Goal: Write out every entry exactly as it appears.

Part of a data file
▶

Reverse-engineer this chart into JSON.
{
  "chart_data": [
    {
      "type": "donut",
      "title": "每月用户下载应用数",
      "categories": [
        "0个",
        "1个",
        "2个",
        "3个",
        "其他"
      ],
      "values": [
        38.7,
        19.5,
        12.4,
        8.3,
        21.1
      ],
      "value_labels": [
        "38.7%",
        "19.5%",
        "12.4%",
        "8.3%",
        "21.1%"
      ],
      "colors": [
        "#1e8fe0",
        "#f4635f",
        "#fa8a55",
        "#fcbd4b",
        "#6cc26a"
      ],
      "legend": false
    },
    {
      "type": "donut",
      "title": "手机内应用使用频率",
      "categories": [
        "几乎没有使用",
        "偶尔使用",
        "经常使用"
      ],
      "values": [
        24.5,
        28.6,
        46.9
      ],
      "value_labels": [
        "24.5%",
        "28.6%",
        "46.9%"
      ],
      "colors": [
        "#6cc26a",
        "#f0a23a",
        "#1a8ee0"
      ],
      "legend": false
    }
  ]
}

◀

The output:
Reverse-engineer this chart into JSON.
{
  "chart_data": [
    {
      "type": "donut",
      "title": "每月用户下载应用数",
      "categories": [
        "0个",
        "1个",
        "2个",
        "3个",
        "其他"
      ],
      "values": [
        38.7,
        19.5,
        12.4,
        8.3,
        21.1
      ],
      "value_labels": [
        "38.7%",
        "19.5%",
        "12.4%",
        "8.3%",
        "21.1%"
      ],
      "colors": [
        "#1e8fe0",
        "#f4635f",
        "#fa8a55",
        "#fcbd4b",
        "#6cc26a"
      ],
      "legend": false
    },
    {
      "type": "donut",
      "title": "手机内应用使用频率",
      "categories": [
        "几乎没有使用",
        "偶尔使用",
        "经常使用"
      ],
      "values": [
        24.5,
        28.6,
        46.9
      ],
      "value_labels": [
        "24.5%",
        "28.6%",
        "46.9%"
      ],
      "colors": [
        "#6cc26a",
        "#f0a23a",
        "#1a8ee0"
      ],
      "legend": false
    }
  ]
}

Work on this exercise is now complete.